> **Written request**: Collect every line of the records below that contains the word "this".

Data entries for graphics
%%
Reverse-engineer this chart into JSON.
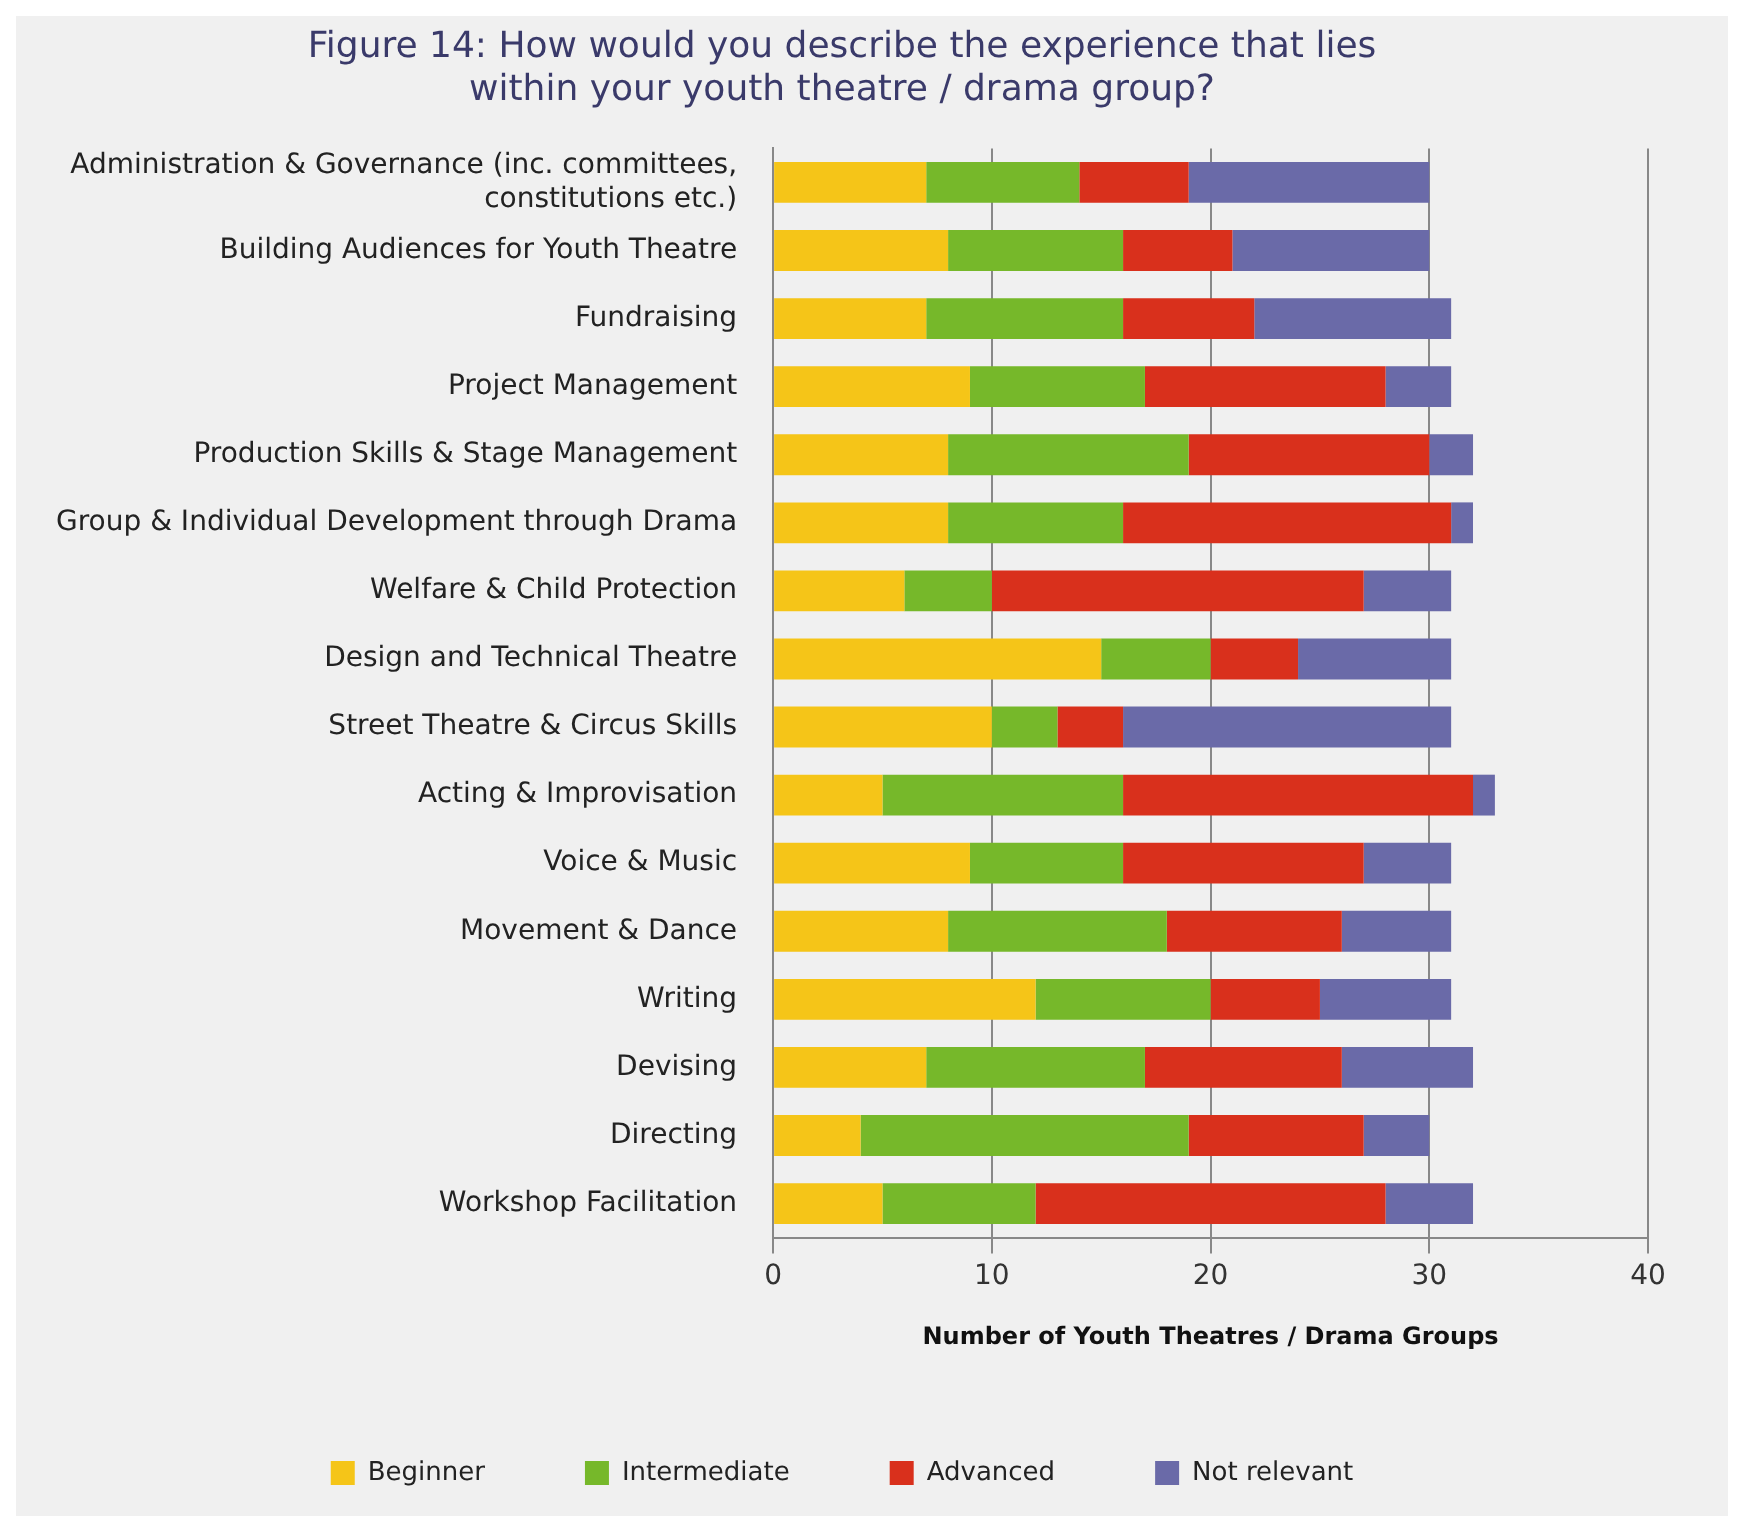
{
  "chart_data": {
    "type": "bar",
    "orientation": "horizontal",
    "stacked": true,
    "title": "Figure 14: How would you describe the experience that lies within your youth theatre / drama group?",
    "xlabel": "Number of Youth Theatres / Drama Groups",
    "categories": [
      "Administration & Governance (inc. committees, constitutions etc.)",
      "Building Audiences for Youth Theatre",
      "Fundraising",
      "Project Management",
      "Production Skills & Stage Management",
      "Group & Individual Development through Drama",
      "Welfare & Child Protection",
      "Design and Technical Theatre",
      "Street Theatre & Circus Skills",
      "Acting & Improvisation",
      "Voice & Music",
      "Movement & Dance",
      "Writing",
      "Devising",
      "Directing",
      "Workshop Facilitation"
    ],
    "series": [
      {
        "name": "Beginner",
        "color": "#f5c518",
        "values": [
          7,
          8,
          7,
          9,
          8,
          8,
          6,
          15,
          10,
          5,
          9,
          8,
          12,
          7,
          4,
          5
        ]
      },
      {
        "name": "Intermediate",
        "color": "#76b82a",
        "values": [
          7,
          8,
          9,
          8,
          11,
          8,
          4,
          5,
          3,
          11,
          7,
          10,
          8,
          10,
          15,
          7
        ]
      },
      {
        "name": "Advanced",
        "color": "#d9301c",
        "values": [
          5,
          5,
          6,
          11,
          11,
          15,
          17,
          4,
          3,
          16,
          11,
          8,
          5,
          9,
          8,
          16
        ]
      },
      {
        "name": "Not relevant",
        "color": "#6a6aa8",
        "values": [
          11,
          9,
          9,
          3,
          2,
          1,
          4,
          7,
          15,
          1,
          4,
          5,
          6,
          6,
          3,
          4
        ]
      }
    ],
    "xlim": [
      0,
      40
    ],
    "xticks": [
      0,
      10,
      20,
      30,
      40
    ],
    "grid": "x",
    "legend": "bottom"
  }
}
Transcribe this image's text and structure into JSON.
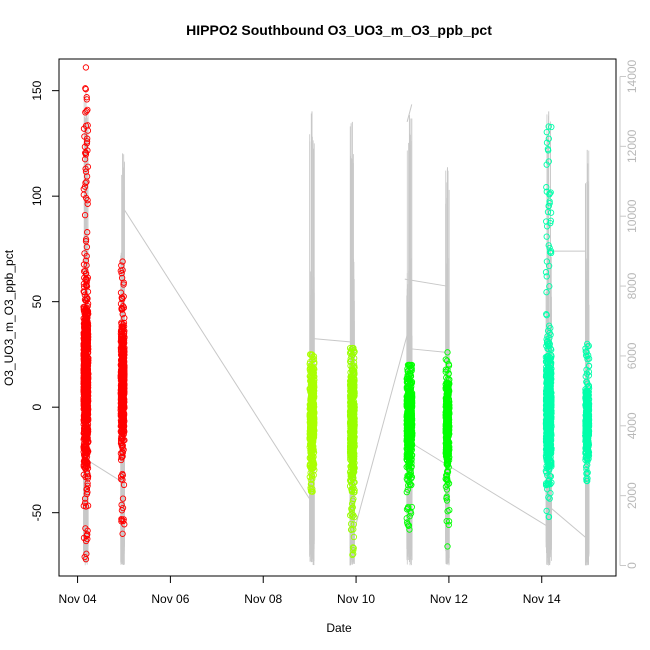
%%
> **Task response**:
Reverse-engineer this chart into JSON.
Transcribe this image's text and structure into JSON.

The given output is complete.